Task to carry out — Work out how many lines have "text" in them. Give only that number.

[Saved data entries]
'''

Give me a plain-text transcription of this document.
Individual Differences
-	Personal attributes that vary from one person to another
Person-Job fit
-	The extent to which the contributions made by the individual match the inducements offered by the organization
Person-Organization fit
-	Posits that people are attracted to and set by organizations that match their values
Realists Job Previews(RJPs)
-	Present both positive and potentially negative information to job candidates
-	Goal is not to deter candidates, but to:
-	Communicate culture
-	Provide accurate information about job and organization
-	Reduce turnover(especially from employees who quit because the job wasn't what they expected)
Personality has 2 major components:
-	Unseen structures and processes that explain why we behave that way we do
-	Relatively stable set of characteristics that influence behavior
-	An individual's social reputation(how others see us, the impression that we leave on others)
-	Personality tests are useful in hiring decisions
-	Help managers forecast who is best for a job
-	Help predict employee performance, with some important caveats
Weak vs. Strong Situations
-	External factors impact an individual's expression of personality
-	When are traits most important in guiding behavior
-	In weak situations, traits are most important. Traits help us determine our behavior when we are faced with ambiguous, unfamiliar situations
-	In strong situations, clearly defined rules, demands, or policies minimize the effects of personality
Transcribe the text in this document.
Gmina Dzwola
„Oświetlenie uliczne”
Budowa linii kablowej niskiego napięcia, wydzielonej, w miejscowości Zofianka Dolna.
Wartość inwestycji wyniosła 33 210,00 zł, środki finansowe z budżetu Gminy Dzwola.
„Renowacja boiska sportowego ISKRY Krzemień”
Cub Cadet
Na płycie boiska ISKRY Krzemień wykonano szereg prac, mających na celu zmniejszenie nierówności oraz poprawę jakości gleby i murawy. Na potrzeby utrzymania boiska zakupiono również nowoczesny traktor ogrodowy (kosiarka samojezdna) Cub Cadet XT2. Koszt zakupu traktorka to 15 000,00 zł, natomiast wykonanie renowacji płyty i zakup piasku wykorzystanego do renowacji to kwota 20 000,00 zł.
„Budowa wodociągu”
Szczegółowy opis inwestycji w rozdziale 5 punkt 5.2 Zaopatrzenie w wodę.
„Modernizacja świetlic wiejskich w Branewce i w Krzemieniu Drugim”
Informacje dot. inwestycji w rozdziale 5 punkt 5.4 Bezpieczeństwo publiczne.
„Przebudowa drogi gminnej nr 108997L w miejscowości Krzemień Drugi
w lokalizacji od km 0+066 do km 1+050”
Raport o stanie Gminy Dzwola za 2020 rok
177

'''

The output — 2